## To be done
Take every line from the listing below that contains "title".

### Data entries

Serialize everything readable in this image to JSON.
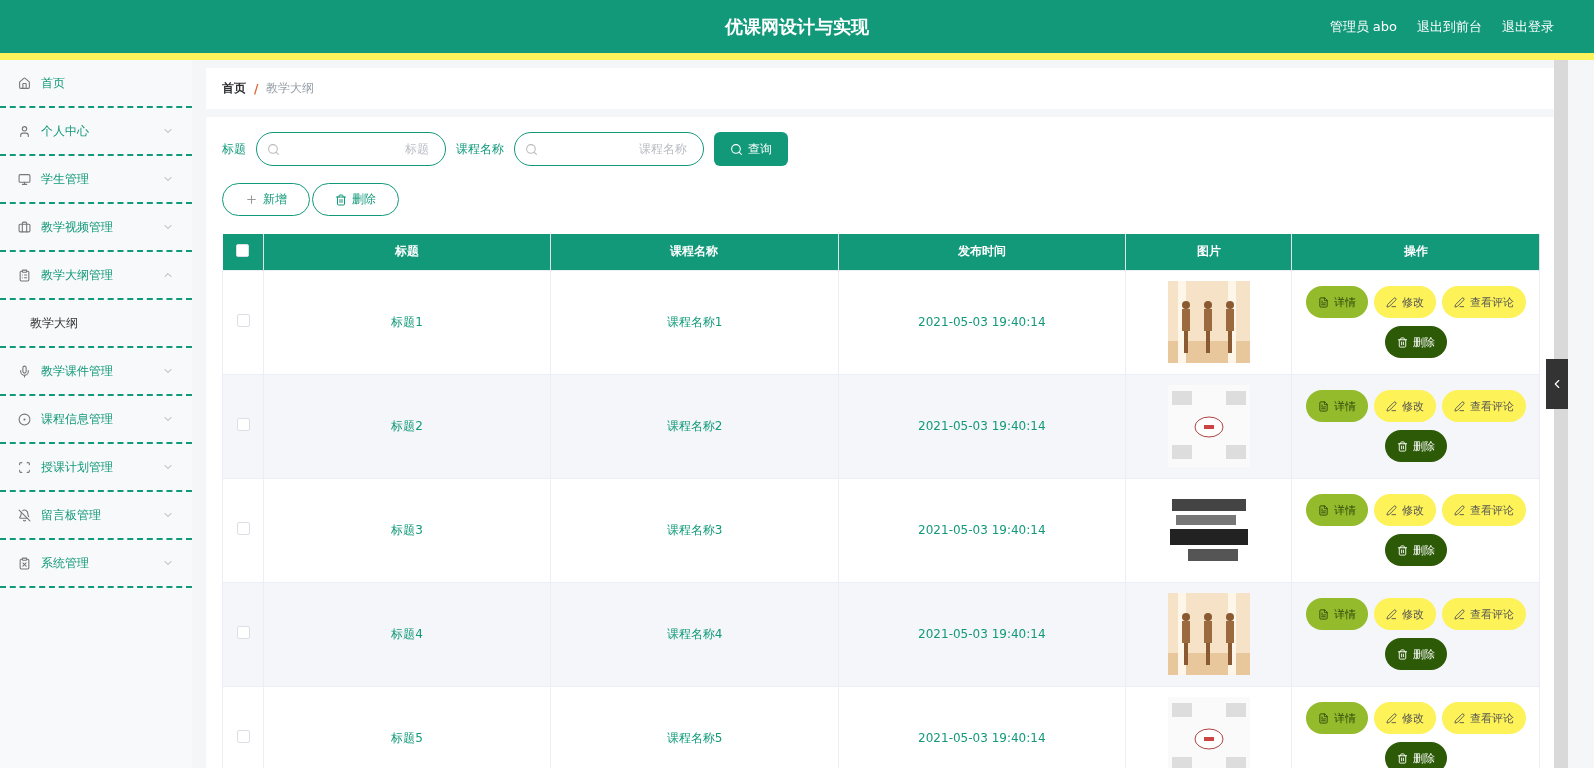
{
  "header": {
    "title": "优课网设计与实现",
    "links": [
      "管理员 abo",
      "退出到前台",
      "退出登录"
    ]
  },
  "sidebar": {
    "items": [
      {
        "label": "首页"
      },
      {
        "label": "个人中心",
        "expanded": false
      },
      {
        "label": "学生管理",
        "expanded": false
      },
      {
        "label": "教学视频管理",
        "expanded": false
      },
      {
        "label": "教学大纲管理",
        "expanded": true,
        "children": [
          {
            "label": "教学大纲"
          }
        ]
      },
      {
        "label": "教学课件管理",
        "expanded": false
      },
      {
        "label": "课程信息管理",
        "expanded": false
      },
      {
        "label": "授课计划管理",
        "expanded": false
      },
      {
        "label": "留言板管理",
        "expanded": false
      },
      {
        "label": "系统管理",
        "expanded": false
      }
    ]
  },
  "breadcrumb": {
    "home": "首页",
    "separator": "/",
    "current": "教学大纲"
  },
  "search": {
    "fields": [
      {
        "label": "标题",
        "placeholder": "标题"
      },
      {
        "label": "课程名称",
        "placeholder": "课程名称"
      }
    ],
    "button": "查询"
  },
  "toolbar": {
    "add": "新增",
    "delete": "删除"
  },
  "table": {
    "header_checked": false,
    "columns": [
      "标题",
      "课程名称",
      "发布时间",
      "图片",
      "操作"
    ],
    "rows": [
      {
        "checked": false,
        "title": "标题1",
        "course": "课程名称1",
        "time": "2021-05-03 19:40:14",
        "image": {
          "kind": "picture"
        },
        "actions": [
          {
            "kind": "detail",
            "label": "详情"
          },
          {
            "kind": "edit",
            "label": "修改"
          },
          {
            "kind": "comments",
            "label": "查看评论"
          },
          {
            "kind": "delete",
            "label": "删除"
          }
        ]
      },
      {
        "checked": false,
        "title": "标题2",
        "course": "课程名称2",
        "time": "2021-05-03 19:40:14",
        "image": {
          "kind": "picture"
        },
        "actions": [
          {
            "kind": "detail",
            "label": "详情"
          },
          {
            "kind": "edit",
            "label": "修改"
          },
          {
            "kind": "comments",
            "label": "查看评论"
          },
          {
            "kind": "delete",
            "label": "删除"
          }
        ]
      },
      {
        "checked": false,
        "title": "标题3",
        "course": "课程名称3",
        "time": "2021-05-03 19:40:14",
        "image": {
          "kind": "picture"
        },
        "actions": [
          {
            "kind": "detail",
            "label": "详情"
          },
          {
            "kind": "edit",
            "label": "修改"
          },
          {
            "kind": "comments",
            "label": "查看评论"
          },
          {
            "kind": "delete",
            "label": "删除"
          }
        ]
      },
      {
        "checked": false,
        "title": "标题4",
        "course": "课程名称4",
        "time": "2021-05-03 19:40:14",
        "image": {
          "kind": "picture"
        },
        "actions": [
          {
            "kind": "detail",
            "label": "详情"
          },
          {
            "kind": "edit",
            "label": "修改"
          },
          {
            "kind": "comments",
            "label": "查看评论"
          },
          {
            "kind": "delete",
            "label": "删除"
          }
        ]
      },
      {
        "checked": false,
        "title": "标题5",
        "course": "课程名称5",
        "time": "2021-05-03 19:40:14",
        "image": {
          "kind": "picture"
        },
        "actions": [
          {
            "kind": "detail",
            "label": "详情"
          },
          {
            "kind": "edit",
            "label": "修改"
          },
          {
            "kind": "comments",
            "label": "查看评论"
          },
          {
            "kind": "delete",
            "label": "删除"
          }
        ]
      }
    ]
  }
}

######
### Data entries

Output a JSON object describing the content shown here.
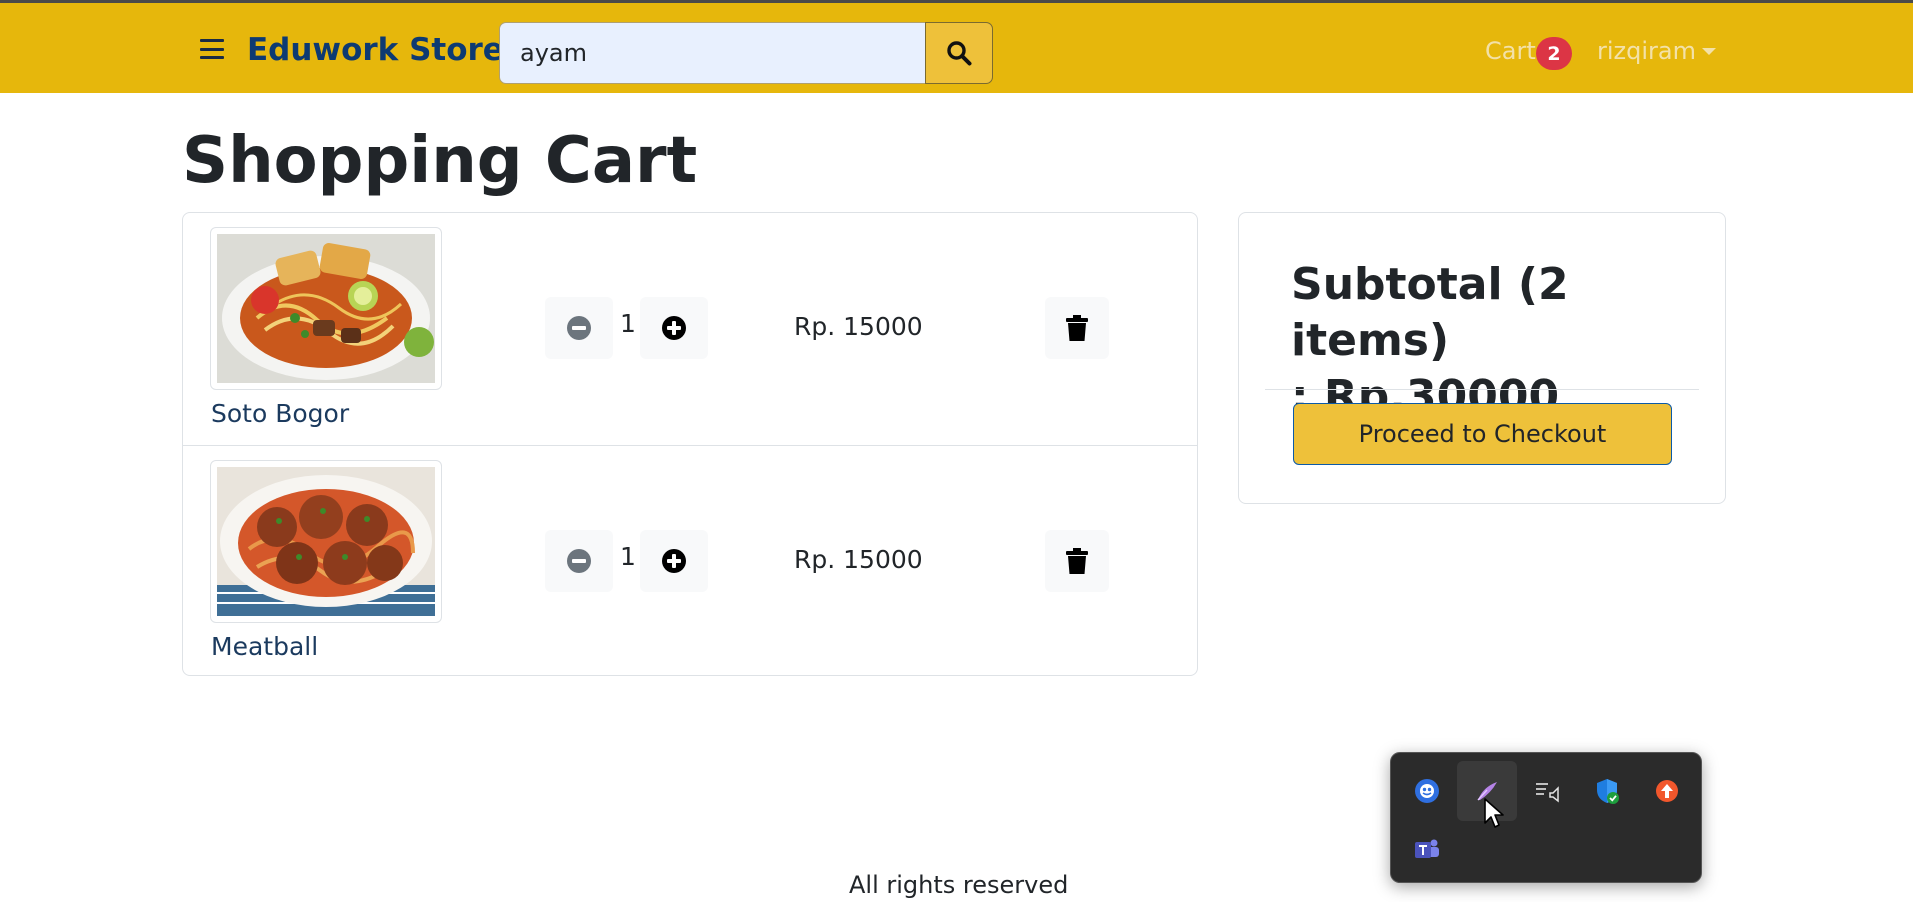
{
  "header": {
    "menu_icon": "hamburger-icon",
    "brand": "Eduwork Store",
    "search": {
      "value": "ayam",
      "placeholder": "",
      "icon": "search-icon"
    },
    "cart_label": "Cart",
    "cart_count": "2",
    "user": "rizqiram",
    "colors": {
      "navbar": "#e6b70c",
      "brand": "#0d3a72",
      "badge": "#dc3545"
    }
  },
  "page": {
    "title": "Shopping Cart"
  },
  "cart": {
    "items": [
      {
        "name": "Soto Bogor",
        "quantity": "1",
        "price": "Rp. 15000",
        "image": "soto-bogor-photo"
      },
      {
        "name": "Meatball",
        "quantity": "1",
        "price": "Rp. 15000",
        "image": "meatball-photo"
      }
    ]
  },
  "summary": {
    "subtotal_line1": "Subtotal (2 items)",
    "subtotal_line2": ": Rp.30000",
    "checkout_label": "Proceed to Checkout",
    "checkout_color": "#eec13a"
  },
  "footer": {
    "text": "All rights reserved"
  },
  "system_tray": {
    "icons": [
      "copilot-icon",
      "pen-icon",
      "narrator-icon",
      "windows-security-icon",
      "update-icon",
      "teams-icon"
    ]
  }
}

######

## Result for this exercise
    "title": "优课网设计与实现",
        "title": "标题1",
        "title": "标题2",
        "title": "标题3",
        "title": "标题4",
        "title": "标题5",
    "title": "Shopping Cart"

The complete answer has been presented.